The listing below must be repeated word for word, with its images excluded.

[Stored data]
## start
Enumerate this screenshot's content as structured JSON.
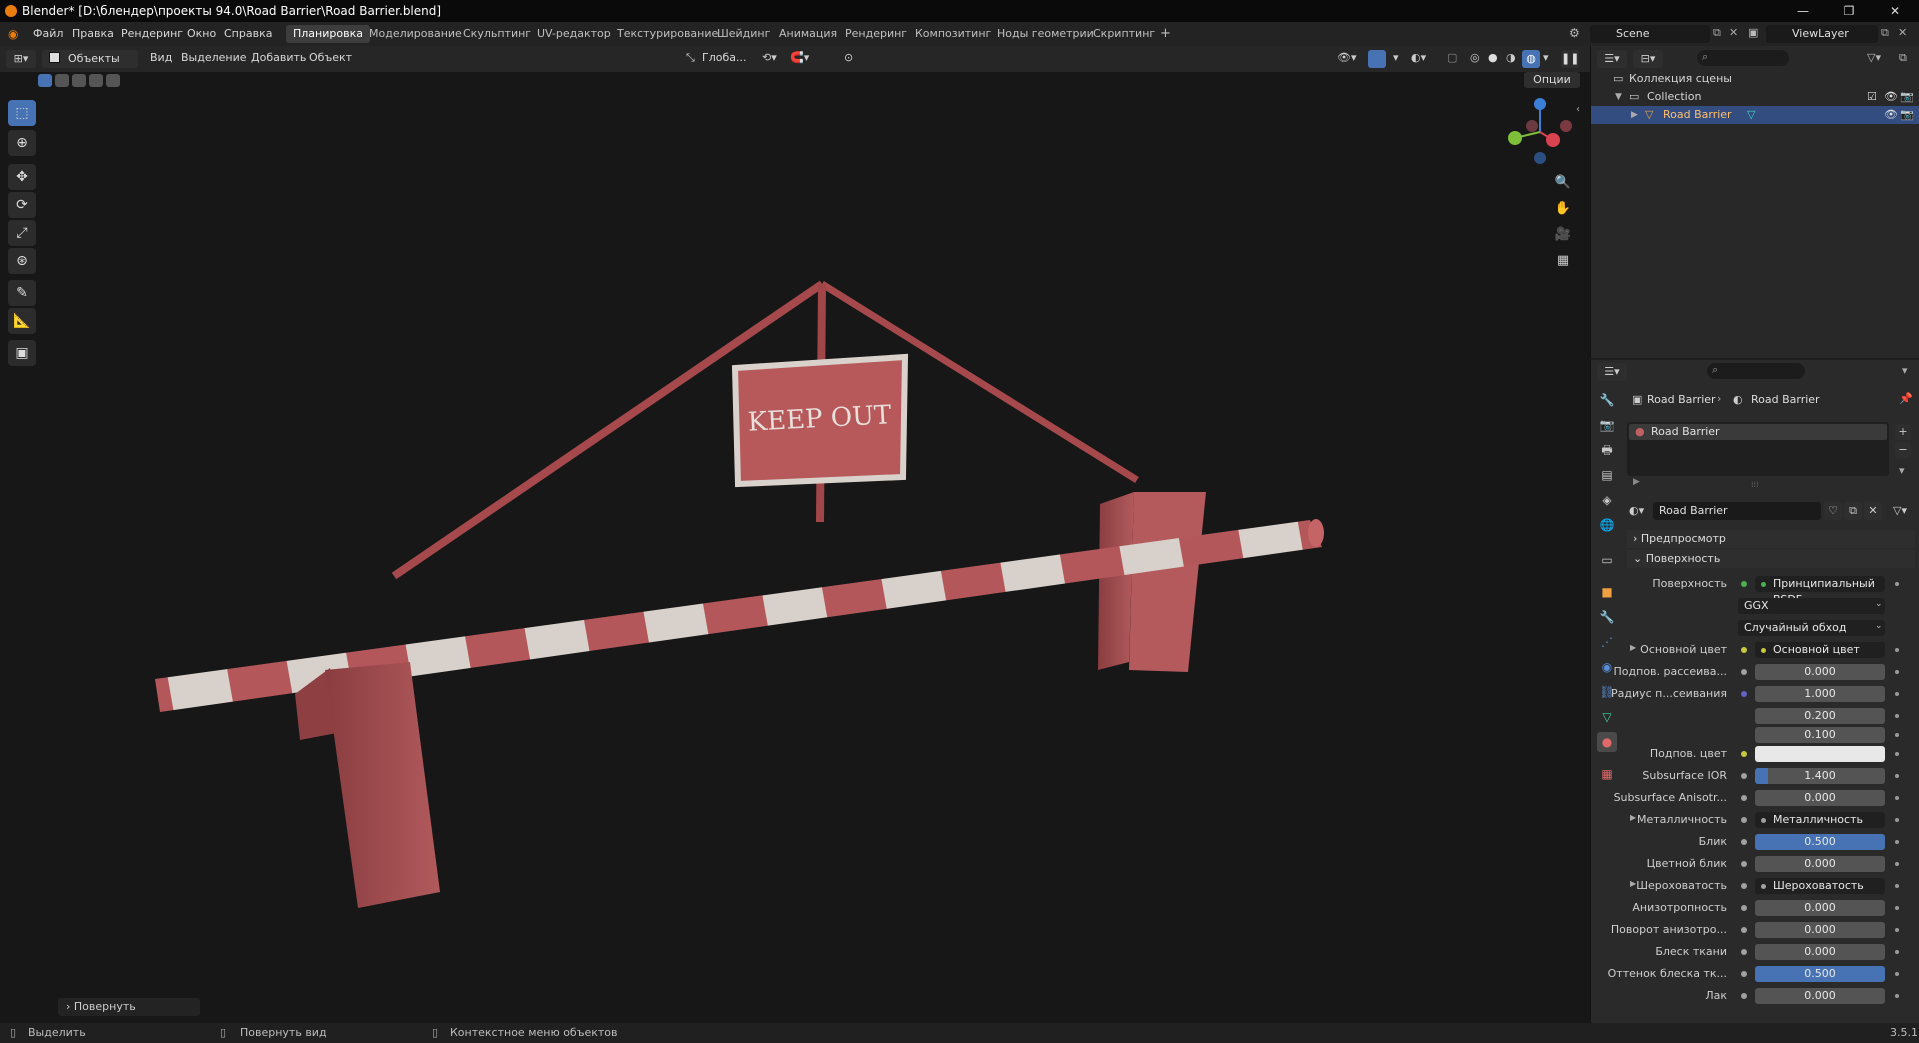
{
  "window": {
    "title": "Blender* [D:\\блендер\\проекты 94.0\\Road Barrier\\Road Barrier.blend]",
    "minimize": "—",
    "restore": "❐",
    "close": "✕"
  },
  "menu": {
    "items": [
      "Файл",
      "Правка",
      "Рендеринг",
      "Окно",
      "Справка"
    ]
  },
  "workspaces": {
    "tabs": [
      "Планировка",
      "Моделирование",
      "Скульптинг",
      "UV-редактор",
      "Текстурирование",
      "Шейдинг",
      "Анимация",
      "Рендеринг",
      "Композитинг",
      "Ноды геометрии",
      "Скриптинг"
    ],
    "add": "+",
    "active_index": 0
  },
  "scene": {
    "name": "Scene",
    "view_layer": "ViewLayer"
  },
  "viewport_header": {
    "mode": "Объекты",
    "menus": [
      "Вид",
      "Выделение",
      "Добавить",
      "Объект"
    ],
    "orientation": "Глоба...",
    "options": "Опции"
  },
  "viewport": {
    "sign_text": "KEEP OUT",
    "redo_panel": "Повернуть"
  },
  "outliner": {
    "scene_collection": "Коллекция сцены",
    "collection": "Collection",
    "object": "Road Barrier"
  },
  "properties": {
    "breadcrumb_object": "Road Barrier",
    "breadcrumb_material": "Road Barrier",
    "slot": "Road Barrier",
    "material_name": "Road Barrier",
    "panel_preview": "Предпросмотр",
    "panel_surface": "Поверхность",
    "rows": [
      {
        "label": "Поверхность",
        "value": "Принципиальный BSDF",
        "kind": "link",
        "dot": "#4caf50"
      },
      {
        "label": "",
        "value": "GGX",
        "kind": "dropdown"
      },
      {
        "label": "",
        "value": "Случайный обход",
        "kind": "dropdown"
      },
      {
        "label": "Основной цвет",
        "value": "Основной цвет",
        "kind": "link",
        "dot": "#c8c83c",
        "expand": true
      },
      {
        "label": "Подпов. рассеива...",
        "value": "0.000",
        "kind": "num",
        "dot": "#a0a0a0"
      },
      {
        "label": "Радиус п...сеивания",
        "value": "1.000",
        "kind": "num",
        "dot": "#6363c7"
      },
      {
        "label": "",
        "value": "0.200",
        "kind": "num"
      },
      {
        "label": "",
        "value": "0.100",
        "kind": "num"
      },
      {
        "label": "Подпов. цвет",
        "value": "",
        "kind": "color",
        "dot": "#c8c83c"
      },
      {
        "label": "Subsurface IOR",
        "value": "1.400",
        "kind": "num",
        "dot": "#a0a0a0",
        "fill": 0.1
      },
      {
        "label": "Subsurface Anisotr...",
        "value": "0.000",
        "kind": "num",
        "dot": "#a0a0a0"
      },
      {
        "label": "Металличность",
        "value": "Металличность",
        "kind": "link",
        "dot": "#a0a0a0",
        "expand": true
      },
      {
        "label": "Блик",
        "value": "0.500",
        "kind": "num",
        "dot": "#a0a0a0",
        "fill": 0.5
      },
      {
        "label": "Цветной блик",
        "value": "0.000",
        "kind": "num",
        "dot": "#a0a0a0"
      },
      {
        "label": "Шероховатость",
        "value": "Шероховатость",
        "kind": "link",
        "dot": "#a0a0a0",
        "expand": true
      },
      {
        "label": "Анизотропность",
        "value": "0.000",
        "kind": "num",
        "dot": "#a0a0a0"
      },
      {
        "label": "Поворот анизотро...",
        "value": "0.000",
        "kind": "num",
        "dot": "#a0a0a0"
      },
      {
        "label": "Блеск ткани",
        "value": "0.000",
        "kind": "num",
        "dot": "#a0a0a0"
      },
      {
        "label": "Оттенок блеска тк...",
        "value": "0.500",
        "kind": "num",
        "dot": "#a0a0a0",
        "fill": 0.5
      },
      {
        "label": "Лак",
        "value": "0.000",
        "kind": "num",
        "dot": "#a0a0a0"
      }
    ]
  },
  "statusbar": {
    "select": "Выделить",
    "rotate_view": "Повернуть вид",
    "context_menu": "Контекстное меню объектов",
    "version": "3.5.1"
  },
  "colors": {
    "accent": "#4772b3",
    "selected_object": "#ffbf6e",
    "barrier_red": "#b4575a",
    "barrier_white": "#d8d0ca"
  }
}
## end
### SOLUTION FOR THIS TASK
Enumerate this screenshot's content as structured JSON.
{
  "window": {
    "title": "Blender* [D:\\блендер\\проекты 94.0\\Road Barrier\\Road Barrier.blend]",
    "minimize": "—",
    "restore": "❐",
    "close": "✕"
  },
  "menu": {
    "items": [
      "Файл",
      "Правка",
      "Рендеринг",
      "Окно",
      "Справка"
    ]
  },
  "workspaces": {
    "tabs": [
      "Планировка",
      "Моделирование",
      "Скульптинг",
      "UV-редактор",
      "Текстурирование",
      "Шейдинг",
      "Анимация",
      "Рендеринг",
      "Композитинг",
      "Ноды геометрии",
      "Скриптинг"
    ],
    "add": "+",
    "active_index": 0
  },
  "scene": {
    "name": "Scene",
    "view_layer": "ViewLayer"
  },
  "viewport_header": {
    "mode": "Объекты",
    "menus": [
      "Вид",
      "Выделение",
      "Добавить",
      "Объект"
    ],
    "orientation": "Глоба...",
    "options": "Опции"
  },
  "viewport": {
    "sign_text": "KEEP OUT",
    "redo_panel": "Повернуть"
  },
  "outliner": {
    "scene_collection": "Коллекция сцены",
    "collection": "Collection",
    "object": "Road Barrier"
  },
  "properties": {
    "breadcrumb_object": "Road Barrier",
    "breadcrumb_material": "Road Barrier",
    "slot": "Road Barrier",
    "material_name": "Road Barrier",
    "panel_preview": "Предпросмотр",
    "panel_surface": "Поверхность",
    "rows": [
      {
        "label": "Поверхность",
        "value": "Принципиальный BSDF",
        "kind": "link",
        "dot": "#4caf50"
      },
      {
        "label": "",
        "value": "GGX",
        "kind": "dropdown"
      },
      {
        "label": "",
        "value": "Случайный обход",
        "kind": "dropdown"
      },
      {
        "label": "Основной цвет",
        "value": "Основной цвет",
        "kind": "link",
        "dot": "#c8c83c",
        "expand": true
      },
      {
        "label": "Подпов. рассеива...",
        "value": "0.000",
        "kind": "num",
        "dot": "#a0a0a0"
      },
      {
        "label": "Радиус п...сеивания",
        "value": "1.000",
        "kind": "num",
        "dot": "#6363c7"
      },
      {
        "label": "",
        "value": "0.200",
        "kind": "num"
      },
      {
        "label": "",
        "value": "0.100",
        "kind": "num"
      },
      {
        "label": "Подпов. цвет",
        "value": "",
        "kind": "color",
        "dot": "#c8c83c"
      },
      {
        "label": "Subsurface IOR",
        "value": "1.400",
        "kind": "num",
        "dot": "#a0a0a0",
        "fill": 0.1
      },
      {
        "label": "Subsurface Anisotr...",
        "value": "0.000",
        "kind": "num",
        "dot": "#a0a0a0"
      },
      {
        "label": "Металличность",
        "value": "Металличность",
        "kind": "link",
        "dot": "#a0a0a0",
        "expand": true
      },
      {
        "label": "Блик",
        "value": "0.500",
        "kind": "num",
        "dot": "#a0a0a0",
        "fill": 0.5
      },
      {
        "label": "Цветной блик",
        "value": "0.000",
        "kind": "num",
        "dot": "#a0a0a0"
      },
      {
        "label": "Шероховатость",
        "value": "Шероховатость",
        "kind": "link",
        "dot": "#a0a0a0",
        "expand": true
      },
      {
        "label": "Анизотропность",
        "value": "0.000",
        "kind": "num",
        "dot": "#a0a0a0"
      },
      {
        "label": "Поворот анизотро...",
        "value": "0.000",
        "kind": "num",
        "dot": "#a0a0a0"
      },
      {
        "label": "Блеск ткани",
        "value": "0.000",
        "kind": "num",
        "dot": "#a0a0a0"
      },
      {
        "label": "Оттенок блеска тк...",
        "value": "0.500",
        "kind": "num",
        "dot": "#a0a0a0",
        "fill": 0.5
      },
      {
        "label": "Лак",
        "value": "0.000",
        "kind": "num",
        "dot": "#a0a0a0"
      }
    ]
  },
  "statusbar": {
    "select": "Выделить",
    "rotate_view": "Повернуть вид",
    "context_menu": "Контекстное меню объектов",
    "version": "3.5.1"
  },
  "colors": {
    "accent": "#4772b3",
    "selected_object": "#ffbf6e",
    "barrier_red": "#b4575a",
    "barrier_white": "#d8d0ca"
  }
}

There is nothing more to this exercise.